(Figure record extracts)
◆ ◆ ◆

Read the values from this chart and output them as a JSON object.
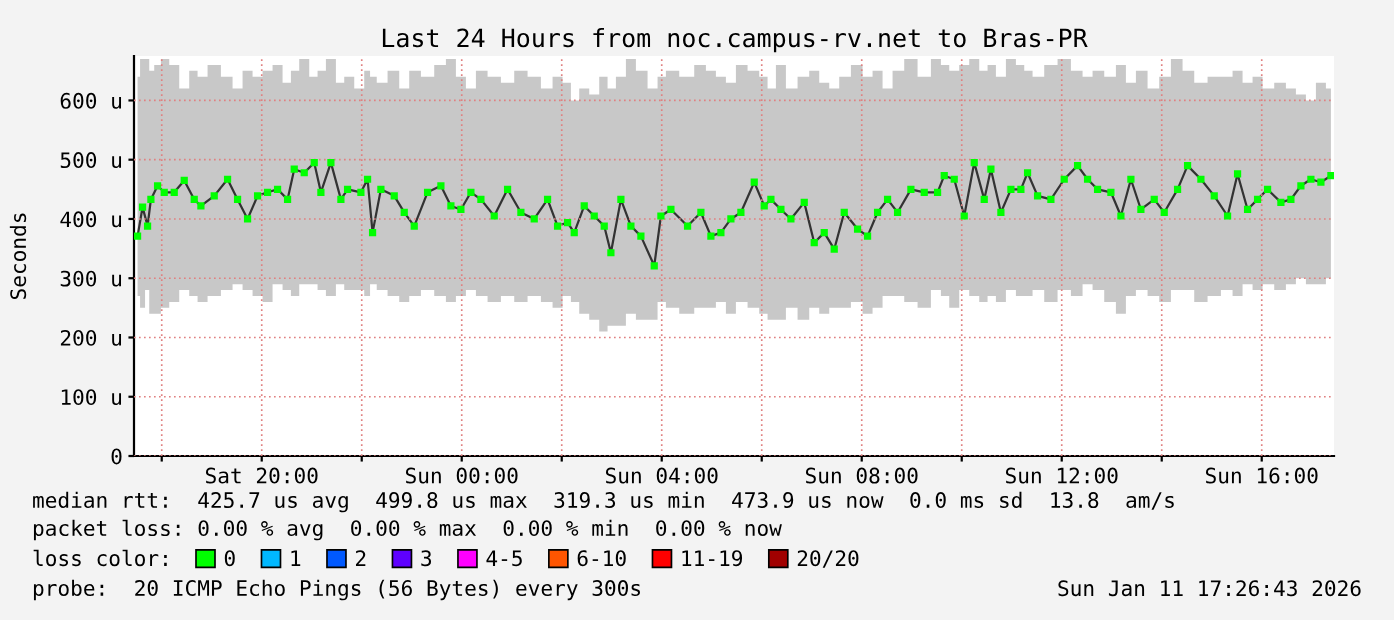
{
  "chart_data": {
    "type": "line",
    "title": "Last 24 Hours from noc.campus-rv.net to Bras-PR",
    "ylabel": "Seconds",
    "legend_title": "loss color:",
    "legend": "bottom",
    "marker": "square",
    "grid": true,
    "xlim": [
      "2026-01-10T17:26:43",
      "2026-01-11T17:26:43"
    ],
    "xticks": [
      {
        "value": "2026-01-10T18:00",
        "label": null
      },
      {
        "value": "2026-01-10T20:00",
        "label": "Sat 20:00"
      },
      {
        "value": "2026-01-10T22:00",
        "label": null
      },
      {
        "value": "2026-01-11T00:00",
        "label": "Sun 00:00"
      },
      {
        "value": "2026-01-11T02:00",
        "label": null
      },
      {
        "value": "2026-01-11T04:00",
        "label": "Sun 04:00"
      },
      {
        "value": "2026-01-11T06:00",
        "label": null
      },
      {
        "value": "2026-01-11T08:00",
        "label": "Sun 08:00"
      },
      {
        "value": "2026-01-11T10:00",
        "label": null
      },
      {
        "value": "2026-01-11T12:00",
        "label": "Sun 12:00"
      },
      {
        "value": "2026-01-11T14:00",
        "label": null
      },
      {
        "value": "2026-01-11T16:00",
        "label": "Sun 16:00"
      }
    ],
    "ylim": [
      0,
      675
    ],
    "yticks": [
      0,
      {
        "value": 100,
        "label": "100 u"
      },
      {
        "value": 200,
        "label": "200 u"
      },
      {
        "value": 300,
        "label": "300 u"
      },
      {
        "value": 400,
        "label": "400 u"
      },
      {
        "value": 500,
        "label": "500 u"
      },
      {
        "value": 600,
        "label": "600 u"
      }
    ],
    "annotations": [
      "median rtt:  425.7 us avg  499.8 us max  319.3 us min  473.9 us now  0.0 ms sd  13.8  am/s",
      "packet loss: 0.00 % avg  0.00 % max  0.00 % min  0.00 % now",
      "probe:  20 ICMP Echo Pings (56 Bytes) every 300s",
      "Sun Jan 11 17:26:43 2026"
    ],
    "series": [
      {
        "name": "0",
        "color": "#00ff00",
        "x": [
          "2026-01-10T17:31",
          "2026-01-10T17:37",
          "2026-01-10T17:43",
          "2026-01-10T17:47",
          "2026-01-10T17:55",
          "2026-01-10T18:03",
          "2026-01-10T18:15",
          "2026-01-10T18:27",
          "2026-01-10T18:39",
          "2026-01-10T18:47",
          "2026-01-10T19:03",
          "2026-01-10T19:19",
          "2026-01-10T19:31",
          "2026-01-10T19:43",
          "2026-01-10T19:55",
          "2026-01-10T20:07",
          "2026-01-10T20:19",
          "2026-01-10T20:31",
          "2026-01-10T20:39",
          "2026-01-10T20:51",
          "2026-01-10T21:03",
          "2026-01-10T21:11",
          "2026-01-10T21:23",
          "2026-01-10T21:35",
          "2026-01-10T21:43",
          "2026-01-10T21:59",
          "2026-01-10T22:07",
          "2026-01-10T22:13",
          "2026-01-10T22:23",
          "2026-01-10T22:39",
          "2026-01-10T22:51",
          "2026-01-10T23:03",
          "2026-01-10T23:19",
          "2026-01-10T23:35",
          "2026-01-10T23:47",
          "2026-01-10T23:59",
          "2026-01-11T00:11",
          "2026-01-11T00:23",
          "2026-01-11T00:39",
          "2026-01-11T00:55",
          "2026-01-11T01:11",
          "2026-01-11T01:27",
          "2026-01-11T01:43",
          "2026-01-11T01:55",
          "2026-01-11T02:07",
          "2026-01-11T02:15",
          "2026-01-11T02:27",
          "2026-01-11T02:39",
          "2026-01-11T02:51",
          "2026-01-11T02:59",
          "2026-01-11T03:11",
          "2026-01-11T03:23",
          "2026-01-11T03:35",
          "2026-01-11T03:51",
          "2026-01-11T03:59",
          "2026-01-11T04:11",
          "2026-01-11T04:31",
          "2026-01-11T04:47",
          "2026-01-11T04:59",
          "2026-01-11T05:11",
          "2026-01-11T05:23",
          "2026-01-11T05:35",
          "2026-01-11T05:51",
          "2026-01-11T06:03",
          "2026-01-11T06:11",
          "2026-01-11T06:23",
          "2026-01-11T06:35",
          "2026-01-11T06:51",
          "2026-01-11T07:03",
          "2026-01-11T07:15",
          "2026-01-11T07:27",
          "2026-01-11T07:39",
          "2026-01-11T07:55",
          "2026-01-11T08:07",
          "2026-01-11T08:19",
          "2026-01-11T08:31",
          "2026-01-11T08:43",
          "2026-01-11T08:59",
          "2026-01-11T09:15",
          "2026-01-11T09:31",
          "2026-01-11T09:39",
          "2026-01-11T09:51",
          "2026-01-11T10:03",
          "2026-01-11T10:15",
          "2026-01-11T10:27",
          "2026-01-11T10:35",
          "2026-01-11T10:47",
          "2026-01-11T10:59",
          "2026-01-11T11:11",
          "2026-01-11T11:19",
          "2026-01-11T11:31",
          "2026-01-11T11:47",
          "2026-01-11T12:03",
          "2026-01-11T12:19",
          "2026-01-11T12:31",
          "2026-01-11T12:43",
          "2026-01-11T12:59",
          "2026-01-11T13:11",
          "2026-01-11T13:23",
          "2026-01-11T13:35",
          "2026-01-11T13:51",
          "2026-01-11T14:03",
          "2026-01-11T14:19",
          "2026-01-11T14:31",
          "2026-01-11T14:47",
          "2026-01-11T15:03",
          "2026-01-11T15:19",
          "2026-01-11T15:31",
          "2026-01-11T15:43",
          "2026-01-11T15:55",
          "2026-01-11T16:07",
          "2026-01-11T16:23",
          "2026-01-11T16:35",
          "2026-01-11T16:47",
          "2026-01-11T16:59",
          "2026-01-11T17:11",
          "2026-01-11T17:23"
        ],
        "values": [
          371,
          420,
          388,
          433,
          456,
          445,
          445,
          465,
          433,
          422,
          439,
          467,
          433,
          400,
          439,
          445,
          450,
          433,
          484,
          478,
          495,
          445,
          495,
          433,
          450,
          445,
          467,
          377,
          450,
          439,
          411,
          388,
          445,
          456,
          422,
          416,
          445,
          433,
          405,
          450,
          411,
          400,
          433,
          388,
          394,
          377,
          422,
          405,
          388,
          343,
          433,
          388,
          371,
          321,
          405,
          416,
          388,
          411,
          371,
          377,
          400,
          411,
          462,
          422,
          433,
          416,
          400,
          428,
          360,
          377,
          349,
          411,
          383,
          371,
          411,
          433,
          411,
          450,
          445,
          445,
          473,
          467,
          405,
          495,
          433,
          484,
          411,
          450,
          450,
          478,
          439,
          433,
          467,
          490,
          467,
          450,
          445,
          405,
          467,
          416,
          433,
          411,
          450,
          490,
          467,
          439,
          405,
          476,
          416,
          433,
          450,
          428,
          433,
          456,
          467,
          462,
          473
        ],
        "lower": [
          270,
          250,
          280,
          240,
          240,
          250,
          260,
          280,
          270,
          260,
          270,
          280,
          290,
          280,
          270,
          260,
          290,
          280,
          270,
          290,
          290,
          280,
          270,
          290,
          280,
          280,
          270,
          290,
          280,
          270,
          260,
          270,
          280,
          270,
          260,
          270,
          280,
          270,
          260,
          270,
          260,
          270,
          260,
          250,
          270,
          260,
          240,
          230,
          210,
          220,
          220,
          240,
          230,
          230,
          260,
          250,
          240,
          250,
          250,
          260,
          240,
          260,
          250,
          240,
          230,
          230,
          250,
          230,
          250,
          240,
          250,
          250,
          260,
          240,
          250,
          270,
          270,
          260,
          250,
          280,
          270,
          250,
          280,
          270,
          260,
          270,
          260,
          280,
          270,
          270,
          280,
          260,
          280,
          270,
          290,
          280,
          260,
          240,
          270,
          280,
          270,
          260,
          280,
          280,
          260,
          270,
          280,
          270,
          290,
          280,
          290,
          280,
          290,
          300,
          290,
          290,
          300
        ],
        "upper": [
          640,
          670,
          670,
          650,
          660,
          670,
          660,
          620,
          650,
          640,
          660,
          640,
          620,
          650,
          640,
          650,
          660,
          630,
          650,
          670,
          640,
          650,
          670,
          630,
          640,
          620,
          650,
          640,
          630,
          650,
          620,
          650,
          640,
          660,
          670,
          640,
          620,
          650,
          640,
          630,
          650,
          640,
          620,
          640,
          630,
          600,
          620,
          610,
          640,
          620,
          640,
          670,
          650,
          620,
          640,
          650,
          640,
          660,
          650,
          640,
          630,
          660,
          650,
          640,
          620,
          660,
          620,
          640,
          650,
          630,
          620,
          640,
          660,
          640,
          650,
          620,
          650,
          670,
          640,
          670,
          660,
          650,
          660,
          670,
          650,
          660,
          640,
          670,
          660,
          650,
          640,
          660,
          670,
          650,
          640,
          650,
          640,
          660,
          630,
          650,
          620,
          640,
          670,
          650,
          630,
          640,
          640,
          650,
          630,
          640,
          620,
          630,
          620,
          610,
          600,
          630,
          620
        ]
      },
      {
        "name": "1",
        "color": "#00b8ff"
      },
      {
        "name": "2",
        "color": "#0059ff"
      },
      {
        "name": "3",
        "color": "#5e00ff"
      },
      {
        "name": "4-5",
        "color": "#ff00ff"
      },
      {
        "name": "6-10",
        "color": "#ff5500"
      },
      {
        "name": "11-19",
        "color": "#ff0000"
      },
      {
        "name": "20/20",
        "color": "#a10000"
      }
    ]
  }
}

◆ ◆ ◆

EXERCISE DESCRIPTION — Search the records above for "name". Copy each line where it is found.

REPLY —
        "name": "0",
        "name": "1",
        "name": "2",
        "name": "3",
        "name": "4-5",
        "name": "6-10",
        "name": "11-19",
        "name": "20/20",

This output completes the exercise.